* PROBLEM DETAILS: From the entries provided below, copy each line that contains the word "often".

===== EXERCISE DATA

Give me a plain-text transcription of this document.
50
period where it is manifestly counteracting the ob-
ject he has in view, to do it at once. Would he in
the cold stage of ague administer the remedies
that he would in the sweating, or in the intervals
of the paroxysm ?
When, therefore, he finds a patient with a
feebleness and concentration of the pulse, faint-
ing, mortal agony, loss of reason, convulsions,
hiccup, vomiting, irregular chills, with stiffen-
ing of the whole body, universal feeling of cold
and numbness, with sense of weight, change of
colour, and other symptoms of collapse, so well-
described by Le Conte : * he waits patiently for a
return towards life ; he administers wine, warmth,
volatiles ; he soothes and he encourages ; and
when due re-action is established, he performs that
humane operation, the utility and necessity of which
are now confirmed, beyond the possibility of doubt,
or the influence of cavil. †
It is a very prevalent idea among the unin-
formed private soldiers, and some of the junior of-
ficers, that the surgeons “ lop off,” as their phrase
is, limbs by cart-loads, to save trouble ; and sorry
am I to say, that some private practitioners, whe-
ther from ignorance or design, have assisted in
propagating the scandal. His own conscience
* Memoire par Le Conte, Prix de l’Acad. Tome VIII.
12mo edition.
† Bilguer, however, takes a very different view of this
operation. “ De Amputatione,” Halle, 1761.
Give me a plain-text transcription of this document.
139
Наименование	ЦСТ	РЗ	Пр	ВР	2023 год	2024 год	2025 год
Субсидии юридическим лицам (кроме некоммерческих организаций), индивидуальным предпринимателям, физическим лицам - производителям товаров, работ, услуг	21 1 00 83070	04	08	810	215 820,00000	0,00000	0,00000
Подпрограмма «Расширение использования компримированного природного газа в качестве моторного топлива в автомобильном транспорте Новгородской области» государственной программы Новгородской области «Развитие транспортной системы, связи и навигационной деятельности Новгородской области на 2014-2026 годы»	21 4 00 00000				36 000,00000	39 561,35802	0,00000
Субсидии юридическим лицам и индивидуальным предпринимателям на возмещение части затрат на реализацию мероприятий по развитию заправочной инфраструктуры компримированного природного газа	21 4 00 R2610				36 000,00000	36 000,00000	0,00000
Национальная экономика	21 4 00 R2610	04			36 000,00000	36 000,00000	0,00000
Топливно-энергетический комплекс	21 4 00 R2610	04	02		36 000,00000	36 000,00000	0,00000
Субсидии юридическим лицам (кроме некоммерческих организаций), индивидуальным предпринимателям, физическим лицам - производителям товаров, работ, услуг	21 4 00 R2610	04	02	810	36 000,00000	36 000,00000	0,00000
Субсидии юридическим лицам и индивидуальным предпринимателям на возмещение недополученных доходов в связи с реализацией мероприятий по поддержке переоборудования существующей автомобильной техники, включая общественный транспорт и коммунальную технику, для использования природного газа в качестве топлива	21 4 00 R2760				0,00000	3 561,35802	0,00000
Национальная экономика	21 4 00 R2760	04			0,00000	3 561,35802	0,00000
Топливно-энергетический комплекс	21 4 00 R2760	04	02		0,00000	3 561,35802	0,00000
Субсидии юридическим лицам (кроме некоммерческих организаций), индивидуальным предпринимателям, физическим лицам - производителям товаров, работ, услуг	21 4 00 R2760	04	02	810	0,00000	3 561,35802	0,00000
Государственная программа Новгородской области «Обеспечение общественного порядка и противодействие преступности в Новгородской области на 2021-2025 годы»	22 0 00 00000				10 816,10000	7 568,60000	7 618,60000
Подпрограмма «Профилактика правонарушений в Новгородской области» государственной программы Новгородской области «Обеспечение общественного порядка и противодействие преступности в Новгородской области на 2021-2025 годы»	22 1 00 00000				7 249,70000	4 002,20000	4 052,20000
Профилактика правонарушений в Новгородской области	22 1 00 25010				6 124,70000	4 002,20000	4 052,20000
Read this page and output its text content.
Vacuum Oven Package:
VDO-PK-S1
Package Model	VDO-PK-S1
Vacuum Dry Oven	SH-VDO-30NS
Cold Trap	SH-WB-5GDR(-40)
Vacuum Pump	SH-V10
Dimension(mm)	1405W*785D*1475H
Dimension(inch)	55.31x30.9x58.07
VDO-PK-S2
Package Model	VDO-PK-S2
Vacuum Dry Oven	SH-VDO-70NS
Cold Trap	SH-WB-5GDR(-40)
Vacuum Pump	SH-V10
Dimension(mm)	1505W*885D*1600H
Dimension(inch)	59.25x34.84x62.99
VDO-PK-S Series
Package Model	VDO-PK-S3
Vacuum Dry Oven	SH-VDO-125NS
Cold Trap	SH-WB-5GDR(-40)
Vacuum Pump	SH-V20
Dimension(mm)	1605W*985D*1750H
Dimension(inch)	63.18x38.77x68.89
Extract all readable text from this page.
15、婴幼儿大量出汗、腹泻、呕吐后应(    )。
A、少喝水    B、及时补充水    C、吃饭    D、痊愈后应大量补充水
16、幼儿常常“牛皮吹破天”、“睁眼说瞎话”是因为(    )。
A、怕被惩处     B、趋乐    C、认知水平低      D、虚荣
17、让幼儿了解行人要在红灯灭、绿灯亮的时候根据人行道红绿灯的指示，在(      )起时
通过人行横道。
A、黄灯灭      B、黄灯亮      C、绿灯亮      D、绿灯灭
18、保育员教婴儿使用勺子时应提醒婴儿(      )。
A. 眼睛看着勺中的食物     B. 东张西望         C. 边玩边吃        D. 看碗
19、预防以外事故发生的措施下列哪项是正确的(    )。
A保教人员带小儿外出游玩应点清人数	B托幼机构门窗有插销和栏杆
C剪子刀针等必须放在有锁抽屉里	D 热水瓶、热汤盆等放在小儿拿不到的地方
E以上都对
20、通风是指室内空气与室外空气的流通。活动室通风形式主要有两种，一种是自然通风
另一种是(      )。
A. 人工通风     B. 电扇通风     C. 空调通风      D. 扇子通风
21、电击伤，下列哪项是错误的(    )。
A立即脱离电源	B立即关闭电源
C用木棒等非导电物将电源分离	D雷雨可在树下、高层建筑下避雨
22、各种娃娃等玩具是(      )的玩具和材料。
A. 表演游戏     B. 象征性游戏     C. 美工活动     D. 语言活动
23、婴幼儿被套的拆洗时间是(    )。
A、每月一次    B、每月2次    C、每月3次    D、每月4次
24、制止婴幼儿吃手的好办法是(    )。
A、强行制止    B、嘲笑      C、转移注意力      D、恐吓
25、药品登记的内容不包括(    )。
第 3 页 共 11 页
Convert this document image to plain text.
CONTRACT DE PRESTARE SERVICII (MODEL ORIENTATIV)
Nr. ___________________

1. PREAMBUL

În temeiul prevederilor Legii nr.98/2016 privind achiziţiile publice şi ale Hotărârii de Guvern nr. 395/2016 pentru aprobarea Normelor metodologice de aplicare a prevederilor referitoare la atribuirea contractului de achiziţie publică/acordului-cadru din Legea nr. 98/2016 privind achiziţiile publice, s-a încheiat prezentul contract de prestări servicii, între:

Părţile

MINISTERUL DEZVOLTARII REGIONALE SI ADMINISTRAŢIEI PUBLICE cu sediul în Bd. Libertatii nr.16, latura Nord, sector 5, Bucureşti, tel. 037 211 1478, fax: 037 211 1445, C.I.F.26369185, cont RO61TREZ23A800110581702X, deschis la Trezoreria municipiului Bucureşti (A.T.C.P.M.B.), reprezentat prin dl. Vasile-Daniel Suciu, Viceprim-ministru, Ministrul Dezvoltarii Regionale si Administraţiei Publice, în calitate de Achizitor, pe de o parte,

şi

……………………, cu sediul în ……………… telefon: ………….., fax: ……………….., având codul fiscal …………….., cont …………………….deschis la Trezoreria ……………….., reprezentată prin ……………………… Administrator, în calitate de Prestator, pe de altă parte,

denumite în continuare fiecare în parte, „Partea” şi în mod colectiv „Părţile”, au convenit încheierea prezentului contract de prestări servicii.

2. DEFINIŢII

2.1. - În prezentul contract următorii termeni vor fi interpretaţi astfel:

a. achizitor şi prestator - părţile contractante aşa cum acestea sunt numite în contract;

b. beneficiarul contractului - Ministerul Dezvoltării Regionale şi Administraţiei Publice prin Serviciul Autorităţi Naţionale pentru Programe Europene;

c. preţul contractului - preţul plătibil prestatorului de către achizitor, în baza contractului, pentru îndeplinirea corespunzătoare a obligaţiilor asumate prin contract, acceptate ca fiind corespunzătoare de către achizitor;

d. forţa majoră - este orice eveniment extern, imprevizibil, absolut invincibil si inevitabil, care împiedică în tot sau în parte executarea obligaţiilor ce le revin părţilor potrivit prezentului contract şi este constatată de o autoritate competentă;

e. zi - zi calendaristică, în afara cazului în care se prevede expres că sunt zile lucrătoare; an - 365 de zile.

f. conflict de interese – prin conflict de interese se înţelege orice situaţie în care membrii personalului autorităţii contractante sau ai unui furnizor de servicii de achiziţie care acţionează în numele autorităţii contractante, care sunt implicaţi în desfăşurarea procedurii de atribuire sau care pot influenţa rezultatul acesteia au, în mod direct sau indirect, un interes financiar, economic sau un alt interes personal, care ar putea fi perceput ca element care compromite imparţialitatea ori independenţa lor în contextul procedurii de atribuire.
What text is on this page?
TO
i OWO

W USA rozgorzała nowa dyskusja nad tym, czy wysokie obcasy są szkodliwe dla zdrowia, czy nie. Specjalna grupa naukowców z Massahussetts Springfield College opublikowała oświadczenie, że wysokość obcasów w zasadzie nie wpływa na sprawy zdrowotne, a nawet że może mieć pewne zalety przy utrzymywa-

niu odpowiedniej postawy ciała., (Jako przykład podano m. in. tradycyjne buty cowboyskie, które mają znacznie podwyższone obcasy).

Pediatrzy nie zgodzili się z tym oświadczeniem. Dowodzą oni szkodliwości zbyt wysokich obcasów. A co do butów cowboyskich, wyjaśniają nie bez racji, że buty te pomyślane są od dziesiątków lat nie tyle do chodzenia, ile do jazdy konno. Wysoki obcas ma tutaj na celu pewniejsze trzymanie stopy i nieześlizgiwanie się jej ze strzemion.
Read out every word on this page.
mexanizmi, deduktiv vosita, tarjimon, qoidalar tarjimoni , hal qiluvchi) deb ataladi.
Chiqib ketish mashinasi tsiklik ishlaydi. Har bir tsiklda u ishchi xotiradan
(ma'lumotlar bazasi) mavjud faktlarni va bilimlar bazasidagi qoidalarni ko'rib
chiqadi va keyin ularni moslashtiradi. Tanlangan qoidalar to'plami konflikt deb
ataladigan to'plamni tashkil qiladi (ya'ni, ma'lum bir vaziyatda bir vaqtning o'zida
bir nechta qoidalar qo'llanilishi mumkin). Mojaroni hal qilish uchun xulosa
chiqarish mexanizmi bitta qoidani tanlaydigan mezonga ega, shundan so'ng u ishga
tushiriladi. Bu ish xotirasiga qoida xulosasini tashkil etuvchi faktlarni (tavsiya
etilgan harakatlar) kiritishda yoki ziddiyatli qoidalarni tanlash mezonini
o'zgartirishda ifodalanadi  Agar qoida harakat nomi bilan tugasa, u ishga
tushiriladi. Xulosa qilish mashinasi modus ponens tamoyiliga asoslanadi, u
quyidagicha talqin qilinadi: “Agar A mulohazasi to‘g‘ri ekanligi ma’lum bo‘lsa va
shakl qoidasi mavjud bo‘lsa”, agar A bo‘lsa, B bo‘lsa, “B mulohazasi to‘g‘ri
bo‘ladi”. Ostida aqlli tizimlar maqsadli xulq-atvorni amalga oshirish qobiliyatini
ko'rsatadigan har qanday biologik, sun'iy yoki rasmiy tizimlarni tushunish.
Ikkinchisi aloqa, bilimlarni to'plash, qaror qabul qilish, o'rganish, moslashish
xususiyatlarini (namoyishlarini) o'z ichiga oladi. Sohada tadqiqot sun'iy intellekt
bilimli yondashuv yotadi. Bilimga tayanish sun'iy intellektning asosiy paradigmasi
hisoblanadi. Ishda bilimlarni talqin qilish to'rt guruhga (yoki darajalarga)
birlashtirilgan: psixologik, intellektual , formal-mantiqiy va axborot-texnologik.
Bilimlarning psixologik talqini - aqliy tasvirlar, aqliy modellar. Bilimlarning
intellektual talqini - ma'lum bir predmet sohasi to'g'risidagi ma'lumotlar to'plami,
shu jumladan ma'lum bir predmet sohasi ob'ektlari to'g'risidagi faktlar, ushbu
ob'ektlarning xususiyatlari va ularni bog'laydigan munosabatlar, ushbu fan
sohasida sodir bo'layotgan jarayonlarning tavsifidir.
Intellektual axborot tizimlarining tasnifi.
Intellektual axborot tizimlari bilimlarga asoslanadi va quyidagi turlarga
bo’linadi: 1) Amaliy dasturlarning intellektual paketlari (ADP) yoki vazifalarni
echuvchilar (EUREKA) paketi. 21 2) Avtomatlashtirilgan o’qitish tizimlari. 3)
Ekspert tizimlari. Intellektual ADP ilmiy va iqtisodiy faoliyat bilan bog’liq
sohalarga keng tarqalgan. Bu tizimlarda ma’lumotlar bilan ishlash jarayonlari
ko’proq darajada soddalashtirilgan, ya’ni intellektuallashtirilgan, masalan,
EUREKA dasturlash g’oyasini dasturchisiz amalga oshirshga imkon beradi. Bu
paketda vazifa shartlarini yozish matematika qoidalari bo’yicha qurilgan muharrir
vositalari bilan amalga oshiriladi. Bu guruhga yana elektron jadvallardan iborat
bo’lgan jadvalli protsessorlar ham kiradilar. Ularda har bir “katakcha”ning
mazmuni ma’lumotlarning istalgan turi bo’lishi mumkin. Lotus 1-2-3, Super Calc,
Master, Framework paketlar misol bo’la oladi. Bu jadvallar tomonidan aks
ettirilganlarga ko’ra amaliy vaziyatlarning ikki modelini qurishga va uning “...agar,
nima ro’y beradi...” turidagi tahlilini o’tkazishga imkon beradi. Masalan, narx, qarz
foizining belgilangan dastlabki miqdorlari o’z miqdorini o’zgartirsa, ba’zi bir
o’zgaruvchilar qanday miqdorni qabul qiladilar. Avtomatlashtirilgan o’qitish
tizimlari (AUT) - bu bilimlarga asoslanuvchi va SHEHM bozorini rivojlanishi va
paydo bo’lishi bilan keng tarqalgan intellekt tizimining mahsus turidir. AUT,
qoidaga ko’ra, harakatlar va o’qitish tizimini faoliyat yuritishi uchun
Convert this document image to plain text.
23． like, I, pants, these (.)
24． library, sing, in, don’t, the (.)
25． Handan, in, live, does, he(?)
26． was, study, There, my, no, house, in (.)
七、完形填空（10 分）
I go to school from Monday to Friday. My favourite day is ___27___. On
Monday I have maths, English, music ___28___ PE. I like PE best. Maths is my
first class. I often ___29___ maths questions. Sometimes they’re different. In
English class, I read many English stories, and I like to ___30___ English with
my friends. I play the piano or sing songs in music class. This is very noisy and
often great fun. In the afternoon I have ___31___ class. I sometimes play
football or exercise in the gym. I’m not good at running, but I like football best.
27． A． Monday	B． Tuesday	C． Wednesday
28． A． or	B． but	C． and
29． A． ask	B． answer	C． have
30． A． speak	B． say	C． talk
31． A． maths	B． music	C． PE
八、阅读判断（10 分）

==========

* EXERCISE SOLUTION:
first class. I often ___29___ maths questions. Sometimes they’re different. In
often great fun. In the afternoon I have ___31___ class. I sometimes play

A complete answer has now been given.